Task description:
Tally the lines below that contain "Future". The number is the whole answer.

***** Task material

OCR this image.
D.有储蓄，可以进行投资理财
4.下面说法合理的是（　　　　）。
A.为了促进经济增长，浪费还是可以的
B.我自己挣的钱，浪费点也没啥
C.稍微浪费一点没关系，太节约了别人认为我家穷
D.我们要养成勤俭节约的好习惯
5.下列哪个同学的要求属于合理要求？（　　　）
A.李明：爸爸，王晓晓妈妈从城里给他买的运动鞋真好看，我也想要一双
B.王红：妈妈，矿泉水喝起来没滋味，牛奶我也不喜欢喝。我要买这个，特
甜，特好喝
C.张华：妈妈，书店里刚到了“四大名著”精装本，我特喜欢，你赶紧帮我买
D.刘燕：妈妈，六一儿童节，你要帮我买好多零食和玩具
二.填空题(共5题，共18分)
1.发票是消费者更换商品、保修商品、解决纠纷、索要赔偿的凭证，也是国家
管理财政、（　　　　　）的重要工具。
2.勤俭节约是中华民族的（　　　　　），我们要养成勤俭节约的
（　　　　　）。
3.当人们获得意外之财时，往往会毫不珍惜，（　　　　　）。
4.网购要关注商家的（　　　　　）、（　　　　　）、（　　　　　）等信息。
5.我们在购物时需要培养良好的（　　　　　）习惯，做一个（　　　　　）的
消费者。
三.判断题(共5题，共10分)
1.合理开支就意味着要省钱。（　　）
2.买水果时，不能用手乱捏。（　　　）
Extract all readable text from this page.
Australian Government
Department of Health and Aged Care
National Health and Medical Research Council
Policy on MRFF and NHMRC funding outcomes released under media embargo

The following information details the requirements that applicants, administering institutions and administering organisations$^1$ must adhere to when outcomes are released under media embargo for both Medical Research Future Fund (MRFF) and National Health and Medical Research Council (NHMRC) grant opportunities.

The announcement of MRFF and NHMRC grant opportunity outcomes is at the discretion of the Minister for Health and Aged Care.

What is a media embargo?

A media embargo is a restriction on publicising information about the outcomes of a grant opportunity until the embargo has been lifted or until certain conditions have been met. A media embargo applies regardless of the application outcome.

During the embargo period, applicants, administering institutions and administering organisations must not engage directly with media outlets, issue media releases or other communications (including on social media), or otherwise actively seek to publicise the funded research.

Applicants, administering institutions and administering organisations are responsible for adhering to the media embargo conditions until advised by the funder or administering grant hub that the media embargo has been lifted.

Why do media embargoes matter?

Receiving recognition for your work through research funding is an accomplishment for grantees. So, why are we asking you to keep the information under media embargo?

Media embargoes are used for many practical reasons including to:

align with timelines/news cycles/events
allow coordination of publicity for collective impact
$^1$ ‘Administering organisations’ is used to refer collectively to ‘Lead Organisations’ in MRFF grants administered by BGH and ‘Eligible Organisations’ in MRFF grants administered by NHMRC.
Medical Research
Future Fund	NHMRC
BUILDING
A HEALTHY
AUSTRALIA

**********

Answer in full:
2